### Required work
a – List each cost that the credit card rewards article says an issuing bank must cover out of the interchange it collects.
b – Reproduce the passage of the credit card rewards article starting with "The value of" and going on through "making a profit.".

### Source text

————————

Credit Card Reward Programs: The Great Devaluation


If you hold a premium credit card in India, you’ve probably noticed your reward points don’t stretch as far as they used to. What’s happening isn’t your imagination. Banks are systematically devaluing reward programs, and it’s accelerating.

The value of a reward point has dropped roughly 20-30% across major issuers over the past two years. Cards that offered 4-5% effective return on spending now deliver 2-3%. Redemption options have narrowed, blackout dates have expanded, and minimum redemption thresholds have increased.

The Economics Behind Rewards

Credit card rewards are funded by interchange fees that merchants pay when customers swipe cards. In India, interchange fees are capped much lower than markets like the US. For a ₹1,000 transaction, the issuing bank might collect ₹15-25 in interchange, from which they need to cover rewards, fraud losses, technology costs, and customer service while still making a profit.

Premium cards with generous rewards programs rely on customers carrying balances and paying interest to make economics work. But Indian credit card users behave differently than expected. Over 60% of premium cardholders pay full balances every month, generating no interest income. These “transactors” cost banks money when reward values exceed the economics of interchange fees.

Banks built reward programs assuming certain default rates, certain percentage of customers paying interest, and certain level of merchant fees. Those assumptions aren’t playing out as projected.

The Slow Devaluation Playbook

Banks don’t announce “We’re cutting your rewards by 30%.” Instead, devaluation happens through a series of smaller changes that individually seem minor but collectively reduce value significantly.

First come “enhancements” to redemption options. Airline mile transfers that offered 1:1 conversion become 2:1. Shopping portal redemptions that valued points at ₹0.50 drop to ₹0.35. The best redemption options get removed entirely, leaving only lower-value choices.

Next, reward earning rates change through category restrictions. Cards that offered 4X points on all spending now give 4X only on specific categories, 2X on others, and 1X on everyday purchases. Those categories shift periodically, making it harder to optimize spending.

Annual spending thresholds appear. You need to spend ₹6 lakh annually to receive the 10,000 bonus points that used to come automatically. Fee waivers that kicked in at ₹2 lakh spending now require ₹4 lakh. The goalposts keep moving.

————————

### Entries provided
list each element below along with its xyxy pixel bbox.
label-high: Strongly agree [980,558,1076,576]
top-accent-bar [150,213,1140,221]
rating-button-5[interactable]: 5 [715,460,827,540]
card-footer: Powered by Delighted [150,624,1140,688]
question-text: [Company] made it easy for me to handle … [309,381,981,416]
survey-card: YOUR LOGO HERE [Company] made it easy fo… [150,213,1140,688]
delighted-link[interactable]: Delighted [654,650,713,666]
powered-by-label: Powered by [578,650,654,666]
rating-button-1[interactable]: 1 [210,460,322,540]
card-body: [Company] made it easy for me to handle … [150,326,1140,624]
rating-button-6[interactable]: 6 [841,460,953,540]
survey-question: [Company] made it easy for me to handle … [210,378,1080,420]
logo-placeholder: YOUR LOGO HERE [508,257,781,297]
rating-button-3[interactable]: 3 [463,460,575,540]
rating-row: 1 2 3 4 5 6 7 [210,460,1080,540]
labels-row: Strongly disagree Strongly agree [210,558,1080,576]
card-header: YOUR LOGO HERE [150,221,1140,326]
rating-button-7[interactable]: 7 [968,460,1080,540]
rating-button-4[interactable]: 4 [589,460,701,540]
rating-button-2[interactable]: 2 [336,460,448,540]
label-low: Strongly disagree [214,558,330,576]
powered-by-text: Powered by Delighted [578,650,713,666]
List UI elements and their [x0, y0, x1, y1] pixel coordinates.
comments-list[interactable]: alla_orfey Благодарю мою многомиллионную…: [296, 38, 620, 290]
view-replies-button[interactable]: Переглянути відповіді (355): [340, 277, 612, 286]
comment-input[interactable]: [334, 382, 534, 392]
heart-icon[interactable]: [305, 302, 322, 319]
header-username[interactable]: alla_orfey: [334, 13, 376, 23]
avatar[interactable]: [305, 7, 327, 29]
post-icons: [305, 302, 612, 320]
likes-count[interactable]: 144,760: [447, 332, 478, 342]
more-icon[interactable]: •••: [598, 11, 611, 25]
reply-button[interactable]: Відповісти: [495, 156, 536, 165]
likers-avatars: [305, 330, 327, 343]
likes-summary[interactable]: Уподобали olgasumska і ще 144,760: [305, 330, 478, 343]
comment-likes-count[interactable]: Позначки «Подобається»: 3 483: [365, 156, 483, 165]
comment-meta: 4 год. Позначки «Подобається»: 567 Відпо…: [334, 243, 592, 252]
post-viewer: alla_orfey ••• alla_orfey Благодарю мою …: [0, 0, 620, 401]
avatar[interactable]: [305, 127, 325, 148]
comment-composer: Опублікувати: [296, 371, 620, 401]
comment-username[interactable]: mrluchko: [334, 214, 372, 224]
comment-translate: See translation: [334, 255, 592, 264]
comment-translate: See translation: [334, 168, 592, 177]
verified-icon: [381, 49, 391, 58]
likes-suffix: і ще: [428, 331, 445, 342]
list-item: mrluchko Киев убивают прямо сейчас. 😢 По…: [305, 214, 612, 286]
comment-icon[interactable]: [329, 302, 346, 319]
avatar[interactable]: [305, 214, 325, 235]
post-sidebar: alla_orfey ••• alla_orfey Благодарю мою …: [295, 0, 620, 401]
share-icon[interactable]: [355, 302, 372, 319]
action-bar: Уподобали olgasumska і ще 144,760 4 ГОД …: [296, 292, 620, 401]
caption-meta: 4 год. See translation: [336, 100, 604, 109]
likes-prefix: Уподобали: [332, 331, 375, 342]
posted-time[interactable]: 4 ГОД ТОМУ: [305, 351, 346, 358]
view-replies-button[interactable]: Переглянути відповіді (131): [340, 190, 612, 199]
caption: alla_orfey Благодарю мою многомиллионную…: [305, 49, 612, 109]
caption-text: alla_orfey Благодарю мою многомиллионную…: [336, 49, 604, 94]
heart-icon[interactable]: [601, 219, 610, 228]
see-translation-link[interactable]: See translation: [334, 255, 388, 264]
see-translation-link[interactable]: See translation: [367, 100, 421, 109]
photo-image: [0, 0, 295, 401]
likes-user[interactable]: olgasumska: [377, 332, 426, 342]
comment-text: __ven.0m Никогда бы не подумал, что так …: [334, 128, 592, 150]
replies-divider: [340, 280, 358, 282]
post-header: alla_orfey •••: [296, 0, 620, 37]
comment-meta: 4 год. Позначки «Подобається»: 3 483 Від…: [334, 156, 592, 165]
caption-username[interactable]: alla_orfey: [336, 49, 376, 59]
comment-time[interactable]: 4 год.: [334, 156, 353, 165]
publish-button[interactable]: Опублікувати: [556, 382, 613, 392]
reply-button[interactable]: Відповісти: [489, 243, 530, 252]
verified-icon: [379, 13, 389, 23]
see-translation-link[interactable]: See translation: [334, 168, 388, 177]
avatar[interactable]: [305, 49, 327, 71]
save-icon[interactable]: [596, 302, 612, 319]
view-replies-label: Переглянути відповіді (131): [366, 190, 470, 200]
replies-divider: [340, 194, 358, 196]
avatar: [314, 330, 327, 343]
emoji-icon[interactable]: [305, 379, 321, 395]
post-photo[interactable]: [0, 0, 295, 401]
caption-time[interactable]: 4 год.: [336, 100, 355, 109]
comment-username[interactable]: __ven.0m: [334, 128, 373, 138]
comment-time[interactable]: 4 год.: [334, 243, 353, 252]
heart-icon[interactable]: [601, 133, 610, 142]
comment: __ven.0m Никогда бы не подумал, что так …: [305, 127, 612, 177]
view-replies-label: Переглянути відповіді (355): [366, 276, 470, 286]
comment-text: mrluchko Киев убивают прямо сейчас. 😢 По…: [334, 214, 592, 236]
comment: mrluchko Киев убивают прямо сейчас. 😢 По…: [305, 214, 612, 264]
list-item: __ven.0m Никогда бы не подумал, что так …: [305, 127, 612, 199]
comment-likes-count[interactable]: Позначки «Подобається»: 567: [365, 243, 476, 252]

————————

### Answers by task
a –
- Rewards
- Fraud losses
- Technology costs
- Customer service

b –
The value of a reward point has dropped roughly 20-30% across major issuers over the past two years. Cards that offered 4-5% effective return on spending now deliver 2-3%. Redemption options have narrowed, blackout dates have expanded, and minimum redemption thresholds have increased.

The Economics Behind Rewards

Credit card rewards are funded by interchange fees that merchants pay when customers swipe cards. In India, interchange fees are capped much lower than markets like the US. For a ₹1,000 transaction, the issuing bank might collect ₹15-25 in interchange, from which they need to cover rewards, fraud losses, technology costs, and customer service while still making a profit.